> TASK TO COMPLETE: Every record must appear in your copy exactly as written, with no pictures.

> Extracted data entries:
* Begin *
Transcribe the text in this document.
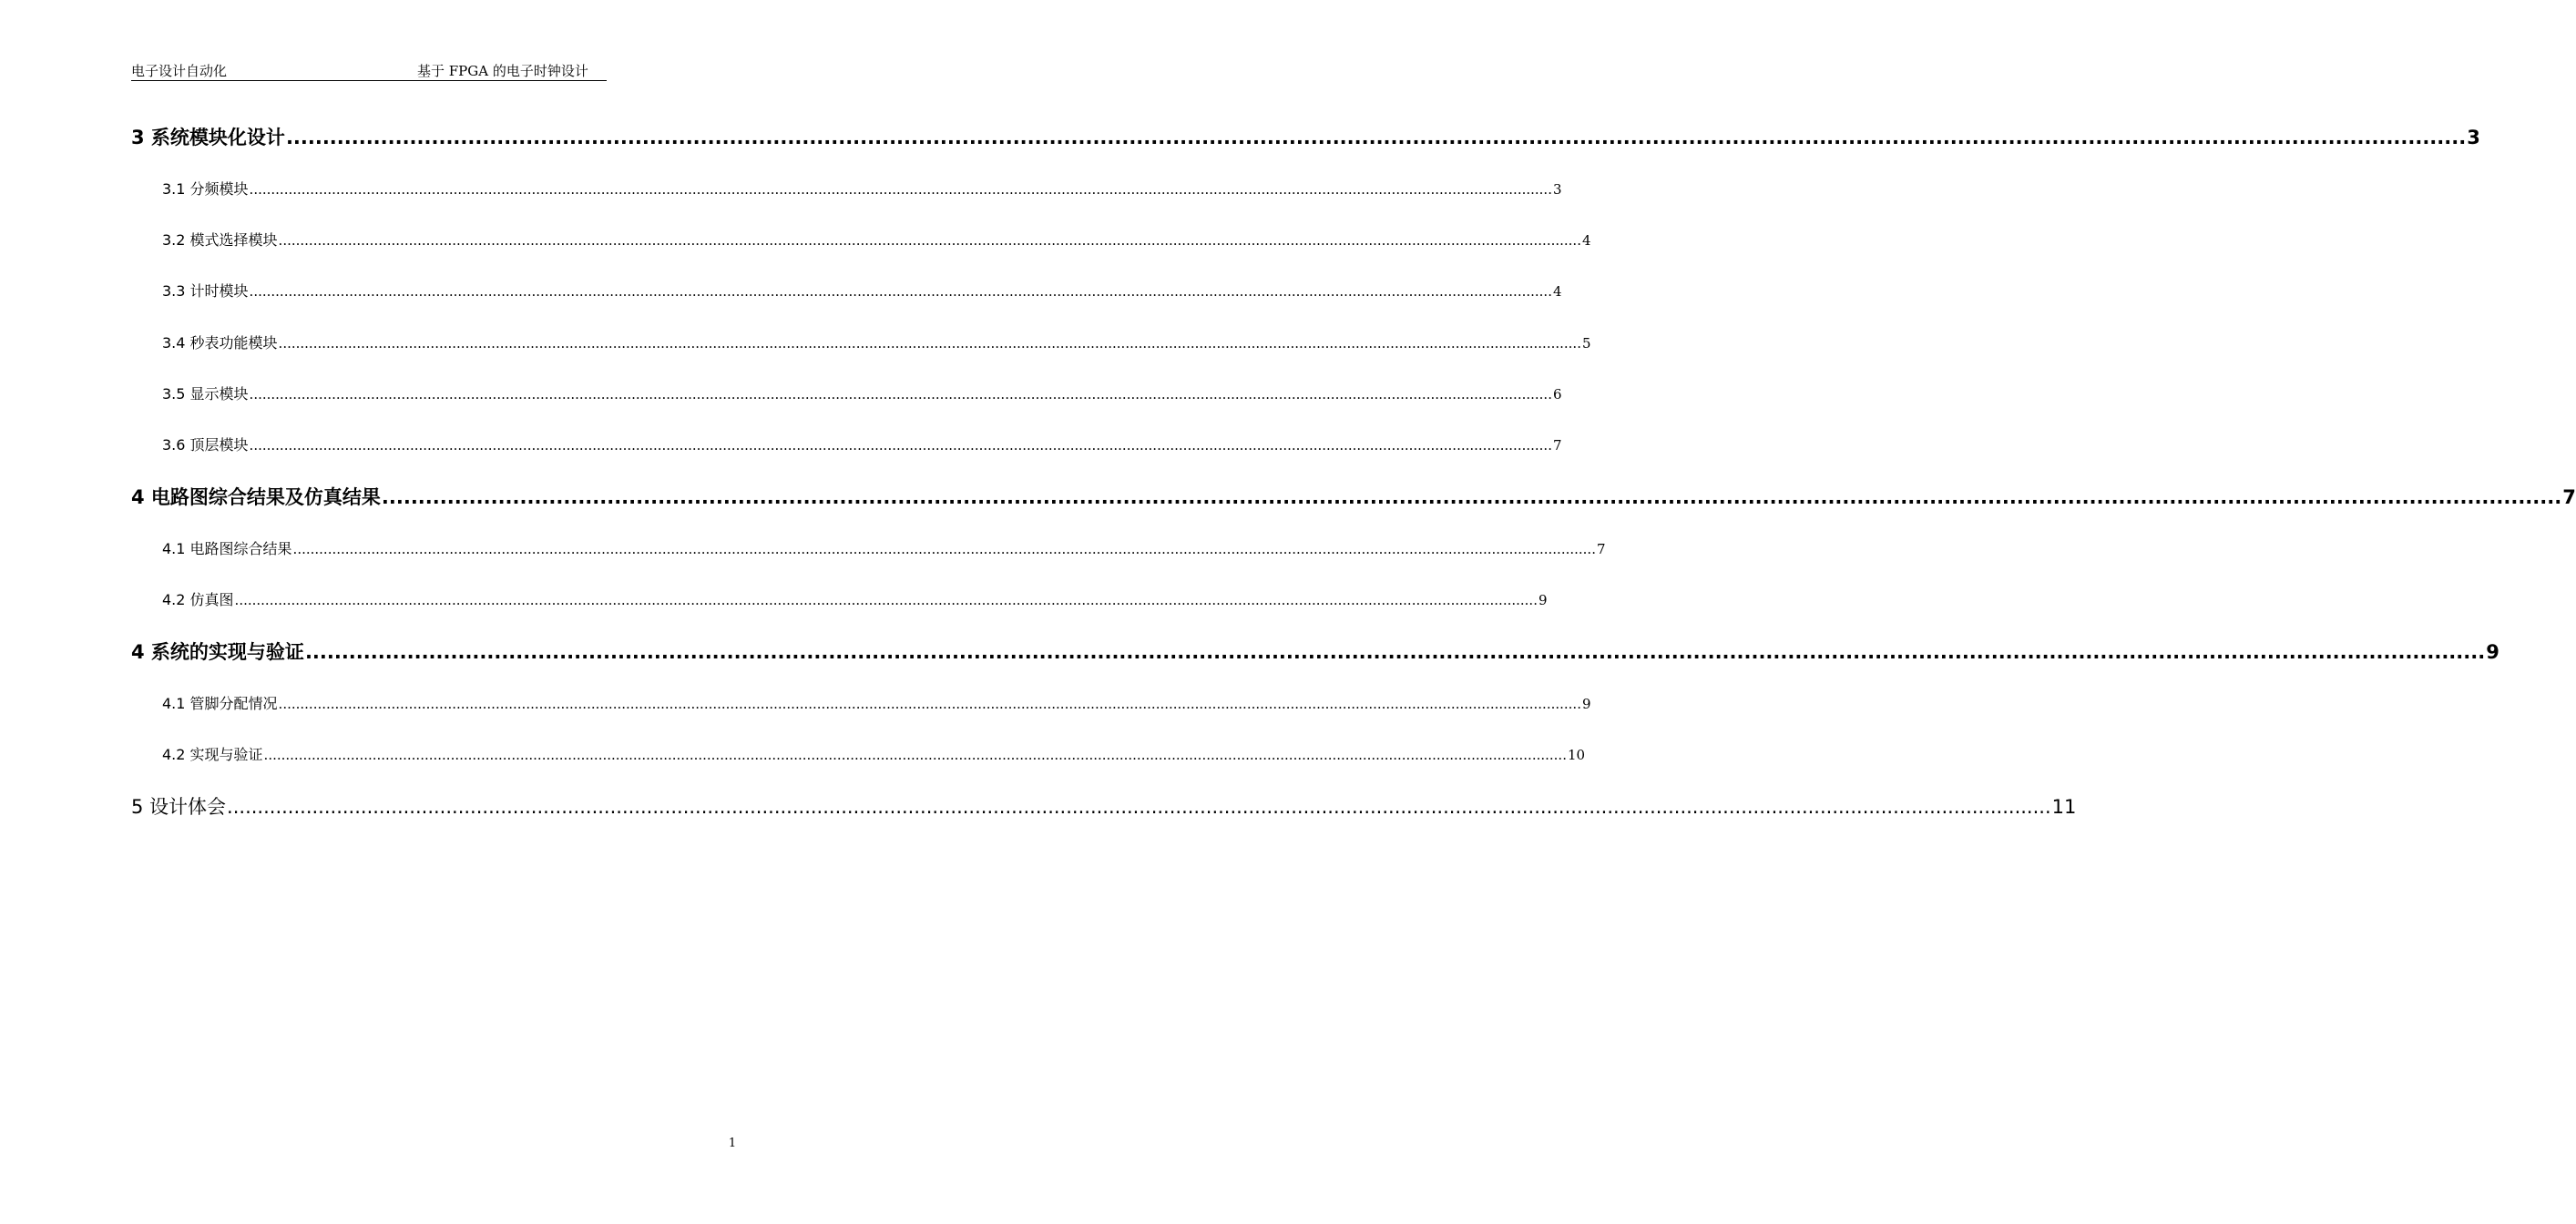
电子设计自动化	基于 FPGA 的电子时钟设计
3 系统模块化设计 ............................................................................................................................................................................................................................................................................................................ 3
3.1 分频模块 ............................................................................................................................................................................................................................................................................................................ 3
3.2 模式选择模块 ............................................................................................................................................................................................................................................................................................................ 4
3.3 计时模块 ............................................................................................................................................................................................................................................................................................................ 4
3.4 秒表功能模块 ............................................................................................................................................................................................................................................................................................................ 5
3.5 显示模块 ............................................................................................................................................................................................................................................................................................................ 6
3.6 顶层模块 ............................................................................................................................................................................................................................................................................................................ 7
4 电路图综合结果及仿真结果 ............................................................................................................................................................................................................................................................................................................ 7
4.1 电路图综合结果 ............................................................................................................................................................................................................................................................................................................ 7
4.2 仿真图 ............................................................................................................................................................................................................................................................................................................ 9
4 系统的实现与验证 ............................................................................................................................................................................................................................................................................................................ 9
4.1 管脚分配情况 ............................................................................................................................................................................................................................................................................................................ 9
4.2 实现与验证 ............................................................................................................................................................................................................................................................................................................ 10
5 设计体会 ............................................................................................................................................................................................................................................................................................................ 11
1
* End *
> REPLY:
Transcribe the text in this document.
电子设计自动化	基于 FPGA 的电子时钟设计
3 系统模块化设计 ............................................................................................................................................................................................................................................................................................................ 3
3.1 分频模块 ............................................................................................................................................................................................................................................................................................................ 3
3.2 模式选择模块 ............................................................................................................................................................................................................................................................................................................ 4
3.3 计时模块 ............................................................................................................................................................................................................................................................................................................ 4
3.4 秒表功能模块 ............................................................................................................................................................................................................................................................................................................ 5
3.5 显示模块 ............................................................................................................................................................................................................................................................................................................ 6
3.6 顶层模块 ............................................................................................................................................................................................................................................................................................................ 7
4 电路图综合结果及仿真结果 ............................................................................................................................................................................................................................................................................................................ 7
4.1 电路图综合结果 ............................................................................................................................................................................................................................................................................................................ 7
4.2 仿真图 ............................................................................................................................................................................................................................................................................................................ 9
4 系统的实现与验证 ............................................................................................................................................................................................................................................................................................................ 9
4.1 管脚分配情况 ............................................................................................................................................................................................................................................................................................................ 9
4.2 实现与验证 ............................................................................................................................................................................................................................................................................................................ 10
5 设计体会 ............................................................................................................................................................................................................................................................................................................ 11
1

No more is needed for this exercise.